═══ AVAILABLE RECORDS

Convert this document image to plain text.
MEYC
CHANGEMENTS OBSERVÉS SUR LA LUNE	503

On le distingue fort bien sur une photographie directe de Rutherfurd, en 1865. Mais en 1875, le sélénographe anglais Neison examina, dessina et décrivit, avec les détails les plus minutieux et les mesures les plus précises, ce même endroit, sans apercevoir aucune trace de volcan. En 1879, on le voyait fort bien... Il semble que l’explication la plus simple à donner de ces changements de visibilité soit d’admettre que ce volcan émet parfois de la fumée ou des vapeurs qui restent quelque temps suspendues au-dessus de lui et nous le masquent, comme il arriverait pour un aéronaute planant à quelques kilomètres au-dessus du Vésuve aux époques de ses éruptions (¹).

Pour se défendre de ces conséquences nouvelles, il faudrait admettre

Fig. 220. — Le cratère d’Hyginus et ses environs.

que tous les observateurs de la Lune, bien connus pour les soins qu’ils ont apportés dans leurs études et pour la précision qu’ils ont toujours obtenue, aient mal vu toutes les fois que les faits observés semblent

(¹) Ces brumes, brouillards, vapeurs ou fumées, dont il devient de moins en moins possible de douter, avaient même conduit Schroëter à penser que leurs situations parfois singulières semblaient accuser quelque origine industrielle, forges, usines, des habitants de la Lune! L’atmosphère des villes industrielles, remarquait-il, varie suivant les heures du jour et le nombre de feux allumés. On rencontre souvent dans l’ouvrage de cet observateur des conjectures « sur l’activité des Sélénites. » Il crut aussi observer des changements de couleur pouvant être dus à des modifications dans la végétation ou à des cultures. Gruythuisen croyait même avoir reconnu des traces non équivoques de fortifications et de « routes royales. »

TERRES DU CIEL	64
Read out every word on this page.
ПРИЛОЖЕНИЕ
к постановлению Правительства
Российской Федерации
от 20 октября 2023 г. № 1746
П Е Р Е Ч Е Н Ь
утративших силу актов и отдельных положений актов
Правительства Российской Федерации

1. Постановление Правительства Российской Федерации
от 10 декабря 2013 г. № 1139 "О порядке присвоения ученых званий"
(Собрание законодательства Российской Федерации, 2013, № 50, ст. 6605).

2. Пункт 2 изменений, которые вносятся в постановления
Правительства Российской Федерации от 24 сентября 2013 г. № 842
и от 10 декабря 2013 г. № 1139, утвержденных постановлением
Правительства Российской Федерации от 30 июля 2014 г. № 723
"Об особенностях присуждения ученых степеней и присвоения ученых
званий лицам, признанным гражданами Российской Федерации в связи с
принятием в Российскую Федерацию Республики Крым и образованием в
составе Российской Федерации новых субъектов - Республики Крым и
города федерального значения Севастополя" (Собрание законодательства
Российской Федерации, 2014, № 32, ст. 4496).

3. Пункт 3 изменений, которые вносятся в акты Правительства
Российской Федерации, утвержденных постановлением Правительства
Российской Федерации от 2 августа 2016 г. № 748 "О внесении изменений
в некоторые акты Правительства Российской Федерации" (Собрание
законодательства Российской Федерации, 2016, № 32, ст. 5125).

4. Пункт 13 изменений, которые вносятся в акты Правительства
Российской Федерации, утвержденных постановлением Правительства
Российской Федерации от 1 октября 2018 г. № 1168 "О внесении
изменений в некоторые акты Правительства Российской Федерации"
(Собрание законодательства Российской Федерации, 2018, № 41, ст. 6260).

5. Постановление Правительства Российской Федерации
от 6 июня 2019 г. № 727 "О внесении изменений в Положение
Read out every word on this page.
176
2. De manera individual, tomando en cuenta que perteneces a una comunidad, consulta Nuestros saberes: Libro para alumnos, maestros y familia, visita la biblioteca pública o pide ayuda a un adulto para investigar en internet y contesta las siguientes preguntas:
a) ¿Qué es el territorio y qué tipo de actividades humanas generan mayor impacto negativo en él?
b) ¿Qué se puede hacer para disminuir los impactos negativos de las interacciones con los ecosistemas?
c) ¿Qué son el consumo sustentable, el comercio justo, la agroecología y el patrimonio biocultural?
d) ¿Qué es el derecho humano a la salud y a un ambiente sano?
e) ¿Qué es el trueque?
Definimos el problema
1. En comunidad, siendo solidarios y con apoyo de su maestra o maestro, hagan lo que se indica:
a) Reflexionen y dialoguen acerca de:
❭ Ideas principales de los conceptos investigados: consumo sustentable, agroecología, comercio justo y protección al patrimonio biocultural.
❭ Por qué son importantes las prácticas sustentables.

══════

_DIRECTIONS_
Print out the whole listing exactly as it appears.

_REPLY TO THE TASK_
Convert this document image to plain text.
MEYC
CHANGEMENTS OBSERVÉS SUR LA LUNE	503

On le distingue fort bien sur une photographie directe de Rutherfurd, en 1865. Mais en 1875, le sélénographe anglais Neison examina, dessina et décrivit, avec les détails les plus minutieux et les mesures les plus précises, ce même endroit, sans apercevoir aucune trace de volcan. En 1879, on le voyait fort bien... Il semble que l’explication la plus simple à donner de ces changements de visibilité soit d’admettre que ce volcan émet parfois de la fumée ou des vapeurs qui restent quelque temps suspendues au-dessus de lui et nous le masquent, comme il arriverait pour un aéronaute planant à quelques kilomètres au-dessus du Vésuve aux époques de ses éruptions (¹).

Pour se défendre de ces conséquences nouvelles, il faudrait admettre

Fig. 220. — Le cratère d’Hyginus et ses environs.

que tous les observateurs de la Lune, bien connus pour les soins qu’ils ont apportés dans leurs études et pour la précision qu’ils ont toujours obtenue, aient mal vu toutes les fois que les faits observés semblent

(¹) Ces brumes, brouillards, vapeurs ou fumées, dont il devient de moins en moins possible de douter, avaient même conduit Schroëter à penser que leurs situations parfois singulières semblaient accuser quelque origine industrielle, forges, usines, des habitants de la Lune! L’atmosphère des villes industrielles, remarquait-il, varie suivant les heures du jour et le nombre de feux allumés. On rencontre souvent dans l’ouvrage de cet observateur des conjectures « sur l’activité des Sélénites. » Il crut aussi observer des changements de couleur pouvant être dus à des modifications dans la végétation ou à des cultures. Gruythuisen croyait même avoir reconnu des traces non équivoques de fortifications et de « routes royales. »

TERRES DU CIEL	64
Read out every word on this page.
ПРИЛОЖЕНИЕ
к постановлению Правительства
Российской Федерации
от 20 октября 2023 г. № 1746
П Е Р Е Ч Е Н Ь
утративших силу актов и отдельных положений актов
Правительства Российской Федерации

1. Постановление Правительства Российской Федерации
от 10 декабря 2013 г. № 1139 "О порядке присвоения ученых званий"
(Собрание законодательства Российской Федерации, 2013, № 50, ст. 6605).

2. Пункт 2 изменений, которые вносятся в постановления
Правительства Российской Федерации от 24 сентября 2013 г. № 842
и от 10 декабря 2013 г. № 1139, утвержденных постановлением
Правительства Российской Федерации от 30 июля 2014 г. № 723
"Об особенностях присуждения ученых степеней и присвоения ученых
званий лицам, признанным гражданами Российской Федерации в связи с
принятием в Российскую Федерацию Республики Крым и образованием в
составе Российской Федерации новых субъектов - Республики Крым и
города федерального значения Севастополя" (Собрание законодательства
Российской Федерации, 2014, № 32, ст. 4496).

3. Пункт 3 изменений, которые вносятся в акты Правительства
Российской Федерации, утвержденных постановлением Правительства
Российской Федерации от 2 августа 2016 г. № 748 "О внесении изменений
в некоторые акты Правительства Российской Федерации" (Собрание
законодательства Российской Федерации, 2016, № 32, ст. 5125).

4. Пункт 13 изменений, которые вносятся в акты Правительства
Российской Федерации, утвержденных постановлением Правительства
Российской Федерации от 1 октября 2018 г. № 1168 "О внесении
изменений в некоторые акты Правительства Российской Федерации"
(Собрание законодательства Российской Федерации, 2018, № 41, ст. 6260).

5. Постановление Правительства Российской Федерации
от 6 июня 2019 г. № 727 "О внесении изменений в Положение
Read out every word on this page.
176
2. De manera individual, tomando en cuenta que perteneces a una comunidad, consulta Nuestros saberes: Libro para alumnos, maestros y familia, visita la biblioteca pública o pide ayuda a un adulto para investigar en internet y contesta las siguientes preguntas:
a) ¿Qué es el territorio y qué tipo de actividades humanas generan mayor impacto negativo en él?
b) ¿Qué se puede hacer para disminuir los impactos negativos de las interacciones con los ecosistemas?
c) ¿Qué son el consumo sustentable, el comercio justo, la agroecología y el patrimonio biocultural?
d) ¿Qué es el derecho humano a la salud y a un ambiente sano?
e) ¿Qué es el trueque?
Definimos el problema
1. En comunidad, siendo solidarios y con apoyo de su maestra o maestro, hagan lo que se indica:
a) Reflexionen y dialoguen acerca de:
❭ Ideas principales de los conceptos investigados: consumo sustentable, agroecología, comercio justo y protección al patrimonio biocultural.
❭ Por qué son importantes las prácticas sustentables.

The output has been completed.